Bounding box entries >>

>> Begin

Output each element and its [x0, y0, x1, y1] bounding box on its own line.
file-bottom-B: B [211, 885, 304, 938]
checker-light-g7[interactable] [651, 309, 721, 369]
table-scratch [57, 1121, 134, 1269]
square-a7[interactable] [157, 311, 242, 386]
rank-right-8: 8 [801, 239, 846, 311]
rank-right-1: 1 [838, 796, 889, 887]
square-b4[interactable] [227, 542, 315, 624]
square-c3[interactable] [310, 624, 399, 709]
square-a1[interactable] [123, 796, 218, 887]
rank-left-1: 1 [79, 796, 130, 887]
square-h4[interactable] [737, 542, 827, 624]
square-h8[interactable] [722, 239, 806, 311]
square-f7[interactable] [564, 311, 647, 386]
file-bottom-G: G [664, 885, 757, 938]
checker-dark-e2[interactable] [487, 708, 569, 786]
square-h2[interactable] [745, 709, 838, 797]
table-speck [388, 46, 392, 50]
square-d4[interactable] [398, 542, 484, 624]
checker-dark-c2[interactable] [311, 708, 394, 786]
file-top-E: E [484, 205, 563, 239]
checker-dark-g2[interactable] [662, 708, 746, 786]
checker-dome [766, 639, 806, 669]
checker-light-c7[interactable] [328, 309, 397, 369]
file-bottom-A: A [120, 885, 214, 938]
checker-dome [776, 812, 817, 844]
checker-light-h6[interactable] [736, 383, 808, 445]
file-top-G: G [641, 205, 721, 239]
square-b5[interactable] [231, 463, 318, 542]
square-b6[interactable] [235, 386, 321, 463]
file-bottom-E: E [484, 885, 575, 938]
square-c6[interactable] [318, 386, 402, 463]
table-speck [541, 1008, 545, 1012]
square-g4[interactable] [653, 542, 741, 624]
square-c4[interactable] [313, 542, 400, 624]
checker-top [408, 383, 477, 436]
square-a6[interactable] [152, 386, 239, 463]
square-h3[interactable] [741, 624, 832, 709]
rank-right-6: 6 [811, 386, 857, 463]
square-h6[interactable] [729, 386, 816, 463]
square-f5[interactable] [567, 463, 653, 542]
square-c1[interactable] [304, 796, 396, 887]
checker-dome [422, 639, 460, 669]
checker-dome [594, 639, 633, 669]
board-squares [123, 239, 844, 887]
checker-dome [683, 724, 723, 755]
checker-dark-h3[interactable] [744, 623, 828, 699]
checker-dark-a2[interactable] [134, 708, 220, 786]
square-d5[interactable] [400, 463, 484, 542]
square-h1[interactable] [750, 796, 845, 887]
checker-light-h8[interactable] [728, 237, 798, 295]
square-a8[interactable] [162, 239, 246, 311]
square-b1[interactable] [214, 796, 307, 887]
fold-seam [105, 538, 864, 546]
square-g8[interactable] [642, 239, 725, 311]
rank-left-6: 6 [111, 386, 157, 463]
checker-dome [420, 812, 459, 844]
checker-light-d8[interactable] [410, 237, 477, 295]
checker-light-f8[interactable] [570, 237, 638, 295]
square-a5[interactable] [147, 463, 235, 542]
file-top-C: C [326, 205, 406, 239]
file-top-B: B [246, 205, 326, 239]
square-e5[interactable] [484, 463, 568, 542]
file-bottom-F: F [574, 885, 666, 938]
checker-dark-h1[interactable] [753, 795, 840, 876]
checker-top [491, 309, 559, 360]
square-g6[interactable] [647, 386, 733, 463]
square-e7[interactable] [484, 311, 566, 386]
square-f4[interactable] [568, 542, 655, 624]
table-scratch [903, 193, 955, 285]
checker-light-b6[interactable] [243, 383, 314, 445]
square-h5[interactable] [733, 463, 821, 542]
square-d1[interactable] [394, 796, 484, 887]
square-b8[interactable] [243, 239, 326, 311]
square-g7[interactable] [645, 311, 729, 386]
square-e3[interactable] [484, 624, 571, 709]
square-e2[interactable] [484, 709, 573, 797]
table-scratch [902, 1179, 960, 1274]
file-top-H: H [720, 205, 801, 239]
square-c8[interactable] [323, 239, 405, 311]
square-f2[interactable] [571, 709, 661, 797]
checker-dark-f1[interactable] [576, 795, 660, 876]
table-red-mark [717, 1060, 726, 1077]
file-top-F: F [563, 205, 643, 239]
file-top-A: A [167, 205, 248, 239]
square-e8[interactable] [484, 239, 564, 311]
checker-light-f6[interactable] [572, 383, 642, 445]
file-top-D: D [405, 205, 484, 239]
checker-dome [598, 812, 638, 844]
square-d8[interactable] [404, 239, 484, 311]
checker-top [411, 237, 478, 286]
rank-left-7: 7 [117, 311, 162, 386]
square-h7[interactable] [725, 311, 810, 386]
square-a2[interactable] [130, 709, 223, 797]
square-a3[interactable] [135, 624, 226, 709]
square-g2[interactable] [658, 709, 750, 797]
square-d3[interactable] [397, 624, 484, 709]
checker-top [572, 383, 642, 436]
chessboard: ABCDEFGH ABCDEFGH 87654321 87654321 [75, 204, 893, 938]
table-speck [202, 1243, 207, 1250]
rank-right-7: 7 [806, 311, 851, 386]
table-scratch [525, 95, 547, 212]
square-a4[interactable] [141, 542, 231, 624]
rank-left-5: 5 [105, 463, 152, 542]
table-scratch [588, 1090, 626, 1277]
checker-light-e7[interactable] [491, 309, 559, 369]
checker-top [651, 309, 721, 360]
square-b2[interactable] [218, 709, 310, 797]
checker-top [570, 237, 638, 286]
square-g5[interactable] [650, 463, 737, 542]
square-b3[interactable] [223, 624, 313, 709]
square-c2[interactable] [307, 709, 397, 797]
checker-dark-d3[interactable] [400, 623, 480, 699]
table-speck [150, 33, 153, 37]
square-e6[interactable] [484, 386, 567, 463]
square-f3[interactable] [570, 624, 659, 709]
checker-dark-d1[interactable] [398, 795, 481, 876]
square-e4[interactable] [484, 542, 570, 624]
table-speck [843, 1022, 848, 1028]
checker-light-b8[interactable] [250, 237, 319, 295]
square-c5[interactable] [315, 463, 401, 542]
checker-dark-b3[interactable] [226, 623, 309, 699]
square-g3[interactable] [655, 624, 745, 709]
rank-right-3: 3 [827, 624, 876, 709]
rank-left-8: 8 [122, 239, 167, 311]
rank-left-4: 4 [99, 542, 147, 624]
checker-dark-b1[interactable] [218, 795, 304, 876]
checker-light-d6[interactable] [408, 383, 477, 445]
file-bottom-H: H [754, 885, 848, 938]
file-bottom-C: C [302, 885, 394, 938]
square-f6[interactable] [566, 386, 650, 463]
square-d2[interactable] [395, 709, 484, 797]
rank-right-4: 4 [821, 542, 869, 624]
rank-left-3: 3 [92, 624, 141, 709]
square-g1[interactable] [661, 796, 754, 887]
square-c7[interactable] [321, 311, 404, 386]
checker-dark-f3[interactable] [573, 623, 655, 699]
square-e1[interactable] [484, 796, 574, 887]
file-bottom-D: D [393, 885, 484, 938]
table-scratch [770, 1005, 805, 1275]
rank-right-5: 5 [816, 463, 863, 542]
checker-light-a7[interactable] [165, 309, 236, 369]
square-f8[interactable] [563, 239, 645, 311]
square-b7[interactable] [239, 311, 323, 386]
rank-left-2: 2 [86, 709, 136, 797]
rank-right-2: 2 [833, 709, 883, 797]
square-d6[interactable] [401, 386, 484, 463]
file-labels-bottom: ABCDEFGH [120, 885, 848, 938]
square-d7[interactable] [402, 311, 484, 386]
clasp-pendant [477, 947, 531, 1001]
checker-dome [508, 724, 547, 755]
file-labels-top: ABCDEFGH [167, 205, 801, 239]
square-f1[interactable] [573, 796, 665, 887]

>> End

EXERCISE AIM >> Which lines of the records contain the string "bottom"? Pull out every one of them.

EXERCISE OUTPUT >>
file-bottom-B: B [211, 885, 304, 938]
file-bottom-G: G [664, 885, 757, 938]
file-bottom-A: A [120, 885, 214, 938]
file-bottom-E: E [484, 885, 575, 938]
file-bottom-F: F [574, 885, 666, 938]
file-bottom-H: H [754, 885, 848, 938]
file-bottom-C: C [302, 885, 394, 938]
file-bottom-D: D [393, 885, 484, 938]
file-labels-bottom: ABCDEFGH [120, 885, 848, 938]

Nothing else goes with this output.